▶ _Exercise objective_: Reproduce each record below exactly as written.

▶ _Task inputs_:
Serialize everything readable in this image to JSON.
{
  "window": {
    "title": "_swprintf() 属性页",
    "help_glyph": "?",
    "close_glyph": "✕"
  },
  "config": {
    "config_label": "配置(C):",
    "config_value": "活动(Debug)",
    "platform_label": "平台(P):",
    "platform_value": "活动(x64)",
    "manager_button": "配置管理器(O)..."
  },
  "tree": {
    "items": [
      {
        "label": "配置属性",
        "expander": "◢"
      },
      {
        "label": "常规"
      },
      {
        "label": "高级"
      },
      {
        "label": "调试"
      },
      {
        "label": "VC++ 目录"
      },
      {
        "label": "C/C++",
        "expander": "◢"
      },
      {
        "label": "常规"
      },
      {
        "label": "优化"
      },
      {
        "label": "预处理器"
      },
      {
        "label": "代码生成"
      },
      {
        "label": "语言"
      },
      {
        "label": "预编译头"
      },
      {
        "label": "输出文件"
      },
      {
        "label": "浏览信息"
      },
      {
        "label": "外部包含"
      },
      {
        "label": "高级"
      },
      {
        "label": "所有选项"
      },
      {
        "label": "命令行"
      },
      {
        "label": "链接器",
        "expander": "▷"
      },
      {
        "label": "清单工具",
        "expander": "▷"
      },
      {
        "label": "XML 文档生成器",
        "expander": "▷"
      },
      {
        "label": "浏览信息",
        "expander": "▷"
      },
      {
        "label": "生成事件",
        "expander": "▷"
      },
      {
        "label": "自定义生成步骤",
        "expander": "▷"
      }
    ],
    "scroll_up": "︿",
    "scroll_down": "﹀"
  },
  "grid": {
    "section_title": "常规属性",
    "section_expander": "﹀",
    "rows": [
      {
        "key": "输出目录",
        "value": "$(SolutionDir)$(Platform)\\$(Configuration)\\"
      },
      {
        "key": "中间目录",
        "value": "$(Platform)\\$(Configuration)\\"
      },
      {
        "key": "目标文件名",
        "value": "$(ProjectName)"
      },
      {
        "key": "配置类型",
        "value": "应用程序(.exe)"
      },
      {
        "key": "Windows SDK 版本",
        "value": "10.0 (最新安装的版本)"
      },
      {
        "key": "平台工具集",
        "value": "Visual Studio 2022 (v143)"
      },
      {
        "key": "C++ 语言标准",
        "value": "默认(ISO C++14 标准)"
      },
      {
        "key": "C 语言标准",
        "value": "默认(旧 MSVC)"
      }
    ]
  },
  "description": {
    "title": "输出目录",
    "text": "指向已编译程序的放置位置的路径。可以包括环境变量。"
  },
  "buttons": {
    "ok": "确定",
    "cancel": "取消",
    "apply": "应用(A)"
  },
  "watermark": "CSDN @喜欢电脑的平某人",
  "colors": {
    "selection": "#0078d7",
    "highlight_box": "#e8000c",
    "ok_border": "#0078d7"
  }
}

▶ _Solution_:
Serialize everything readable in this image to JSON.
{
  "window": {
    "title": "_swprintf() 属性页",
    "help_glyph": "?",
    "close_glyph": "✕"
  },
  "config": {
    "config_label": "配置(C):",
    "config_value": "活动(Debug)",
    "platform_label": "平台(P):",
    "platform_value": "活动(x64)",
    "manager_button": "配置管理器(O)..."
  },
  "tree": {
    "items": [
      {
        "label": "配置属性",
        "expander": "◢"
      },
      {
        "label": "常规"
      },
      {
        "label": "高级"
      },
      {
        "label": "调试"
      },
      {
        "label": "VC++ 目录"
      },
      {
        "label": "C/C++",
        "expander": "◢"
      },
      {
        "label": "常规"
      },
      {
        "label": "优化"
      },
      {
        "label": "预处理器"
      },
      {
        "label": "代码生成"
      },
      {
        "label": "语言"
      },
      {
        "label": "预编译头"
      },
      {
        "label": "输出文件"
      },
      {
        "label": "浏览信息"
      },
      {
        "label": "外部包含"
      },
      {
        "label": "高级"
      },
      {
        "label": "所有选项"
      },
      {
        "label": "命令行"
      },
      {
        "label": "链接器",
        "expander": "▷"
      },
      {
        "label": "清单工具",
        "expander": "▷"
      },
      {
        "label": "XML 文档生成器",
        "expander": "▷"
      },
      {
        "label": "浏览信息",
        "expander": "▷"
      },
      {
        "label": "生成事件",
        "expander": "▷"
      },
      {
        "label": "自定义生成步骤",
        "expander": "▷"
      }
    ],
    "scroll_up": "︿",
    "scroll_down": "﹀"
  },
  "grid": {
    "section_title": "常规属性",
    "section_expander": "﹀",
    "rows": [
      {
        "key": "输出目录",
        "value": "$(SolutionDir)$(Platform)\\$(Configuration)\\"
      },
      {
        "key": "中间目录",
        "value": "$(Platform)\\$(Configuration)\\"
      },
      {
        "key": "目标文件名",
        "value": "$(ProjectName)"
      },
      {
        "key": "配置类型",
        "value": "应用程序(.exe)"
      },
      {
        "key": "Windows SDK 版本",
        "value": "10.0 (最新安装的版本)"
      },
      {
        "key": "平台工具集",
        "value": "Visual Studio 2022 (v143)"
      },
      {
        "key": "C++ 语言标准",
        "value": "默认(ISO C++14 标准)"
      },
      {
        "key": "C 语言标准",
        "value": "默认(旧 MSVC)"
      }
    ]
  },
  "description": {
    "title": "输出目录",
    "text": "指向已编译程序的放置位置的路径。可以包括环境变量。"
  },
  "buttons": {
    "ok": "确定",
    "cancel": "取消",
    "apply": "应用(A)"
  },
  "watermark": "CSDN @喜欢电脑的平某人",
  "colors": {
    "selection": "#0078d7",
    "highlight_box": "#e8000c",
    "ok_border": "#0078d7"
  }
}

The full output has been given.